[EXERCISE DIRECTIONS] From the data that follows, copy every line holding the string "likes".

[EXERCISE INPUTS]
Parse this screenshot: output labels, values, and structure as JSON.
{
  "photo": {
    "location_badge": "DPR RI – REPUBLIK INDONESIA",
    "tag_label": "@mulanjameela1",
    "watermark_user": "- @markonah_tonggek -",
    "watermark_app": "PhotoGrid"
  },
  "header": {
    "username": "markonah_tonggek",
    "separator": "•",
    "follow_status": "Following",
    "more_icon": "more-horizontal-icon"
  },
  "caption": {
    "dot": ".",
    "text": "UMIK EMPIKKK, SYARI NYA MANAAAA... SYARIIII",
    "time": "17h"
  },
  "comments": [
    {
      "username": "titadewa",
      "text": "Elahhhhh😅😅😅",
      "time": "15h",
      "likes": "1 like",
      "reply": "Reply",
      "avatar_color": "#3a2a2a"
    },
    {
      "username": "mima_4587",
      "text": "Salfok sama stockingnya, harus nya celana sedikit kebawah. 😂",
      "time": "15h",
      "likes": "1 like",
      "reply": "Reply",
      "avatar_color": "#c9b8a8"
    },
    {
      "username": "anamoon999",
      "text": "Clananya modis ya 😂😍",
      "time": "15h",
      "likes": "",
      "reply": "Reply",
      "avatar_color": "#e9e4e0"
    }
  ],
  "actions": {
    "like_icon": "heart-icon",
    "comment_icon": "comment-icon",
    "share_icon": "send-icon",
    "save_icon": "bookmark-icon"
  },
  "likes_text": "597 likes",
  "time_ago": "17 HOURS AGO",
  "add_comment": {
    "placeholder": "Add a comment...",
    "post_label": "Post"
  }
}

[EXPECTED OUTPUT]
      "likes": "1 like",
      "likes": "1 like",
      "likes": "",
  "likes_text": "597 likes",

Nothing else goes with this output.